---------- Data for the task ----------
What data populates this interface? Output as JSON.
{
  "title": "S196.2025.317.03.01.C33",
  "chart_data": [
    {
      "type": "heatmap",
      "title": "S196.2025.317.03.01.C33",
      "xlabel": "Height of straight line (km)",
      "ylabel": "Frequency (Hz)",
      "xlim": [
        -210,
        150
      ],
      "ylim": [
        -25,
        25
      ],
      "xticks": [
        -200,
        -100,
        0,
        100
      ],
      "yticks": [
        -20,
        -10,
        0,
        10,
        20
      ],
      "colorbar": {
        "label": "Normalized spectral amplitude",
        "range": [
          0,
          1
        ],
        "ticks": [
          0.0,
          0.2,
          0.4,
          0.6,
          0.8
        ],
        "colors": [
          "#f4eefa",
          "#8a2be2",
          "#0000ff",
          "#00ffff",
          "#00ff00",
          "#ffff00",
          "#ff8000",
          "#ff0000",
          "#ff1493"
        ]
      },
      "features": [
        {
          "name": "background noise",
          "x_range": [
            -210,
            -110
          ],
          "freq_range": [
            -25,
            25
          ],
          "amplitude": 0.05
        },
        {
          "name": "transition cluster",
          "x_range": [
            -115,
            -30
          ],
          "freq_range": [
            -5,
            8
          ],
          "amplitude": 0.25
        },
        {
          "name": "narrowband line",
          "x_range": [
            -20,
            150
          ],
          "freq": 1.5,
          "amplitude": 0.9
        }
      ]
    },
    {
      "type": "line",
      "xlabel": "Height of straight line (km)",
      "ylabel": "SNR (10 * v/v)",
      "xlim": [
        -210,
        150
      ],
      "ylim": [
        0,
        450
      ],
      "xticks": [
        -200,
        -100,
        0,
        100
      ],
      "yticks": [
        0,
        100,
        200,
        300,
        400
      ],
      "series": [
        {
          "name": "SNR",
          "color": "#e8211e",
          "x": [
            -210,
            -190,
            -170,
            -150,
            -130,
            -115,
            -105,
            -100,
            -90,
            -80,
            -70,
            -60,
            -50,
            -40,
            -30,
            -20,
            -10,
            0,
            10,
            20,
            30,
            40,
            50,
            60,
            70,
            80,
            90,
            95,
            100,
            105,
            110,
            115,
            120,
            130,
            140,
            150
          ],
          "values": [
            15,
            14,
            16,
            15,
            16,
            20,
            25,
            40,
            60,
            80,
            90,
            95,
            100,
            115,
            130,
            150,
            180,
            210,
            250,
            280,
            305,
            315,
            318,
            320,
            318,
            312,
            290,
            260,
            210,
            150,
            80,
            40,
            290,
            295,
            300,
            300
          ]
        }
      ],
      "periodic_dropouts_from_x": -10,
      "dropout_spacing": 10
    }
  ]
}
----------
* [Short problem]:
Reproduce the listing above word for word.

* [Finished task]:
What data populates this interface? Output as JSON.
{
  "title": "S196.2025.317.03.01.C33",
  "chart_data": [
    {
      "type": "heatmap",
      "title": "S196.2025.317.03.01.C33",
      "xlabel": "Height of straight line (km)",
      "ylabel": "Frequency (Hz)",
      "xlim": [
        -210,
        150
      ],
      "ylim": [
        -25,
        25
      ],
      "xticks": [
        -200,
        -100,
        0,
        100
      ],
      "yticks": [
        -20,
        -10,
        0,
        10,
        20
      ],
      "colorbar": {
        "label": "Normalized spectral amplitude",
        "range": [
          0,
          1
        ],
        "ticks": [
          0.0,
          0.2,
          0.4,
          0.6,
          0.8
        ],
        "colors": [
          "#f4eefa",
          "#8a2be2",
          "#0000ff",
          "#00ffff",
          "#00ff00",
          "#ffff00",
          "#ff8000",
          "#ff0000",
          "#ff1493"
        ]
      },
      "features": [
        {
          "name": "background noise",
          "x_range": [
            -210,
            -110
          ],
          "freq_range": [
            -25,
            25
          ],
          "amplitude": 0.05
        },
        {
          "name": "transition cluster",
          "x_range": [
            -115,
            -30
          ],
          "freq_range": [
            -5,
            8
          ],
          "amplitude": 0.25
        },
        {
          "name": "narrowband line",
          "x_range": [
            -20,
            150
          ],
          "freq": 1.5,
          "amplitude": 0.9
        }
      ]
    },
    {
      "type": "line",
      "xlabel": "Height of straight line (km)",
      "ylabel": "SNR (10 * v/v)",
      "xlim": [
        -210,
        150
      ],
      "ylim": [
        0,
        450
      ],
      "xticks": [
        -200,
        -100,
        0,
        100
      ],
      "yticks": [
        0,
        100,
        200,
        300,
        400
      ],
      "series": [
        {
          "name": "SNR",
          "color": "#e8211e",
          "x": [
            -210,
            -190,
            -170,
            -150,
            -130,
            -115,
            -105,
            -100,
            -90,
            -80,
            -70,
            -60,
            -50,
            -40,
            -30,
            -20,
            -10,
            0,
            10,
            20,
            30,
            40,
            50,
            60,
            70,
            80,
            90,
            95,
            100,
            105,
            110,
            115,
            120,
            130,
            140,
            150
          ],
          "values": [
            15,
            14,
            16,
            15,
            16,
            20,
            25,
            40,
            60,
            80,
            90,
            95,
            100,
            115,
            130,
            150,
            180,
            210,
            250,
            280,
            305,
            315,
            318,
            320,
            318,
            312,
            290,
            260,
            210,
            150,
            80,
            40,
            290,
            295,
            300,
            300
          ]
        }
      ],
      "periodic_dropouts_from_x": -10,
      "dropout_spacing": 10
    }
  ]
}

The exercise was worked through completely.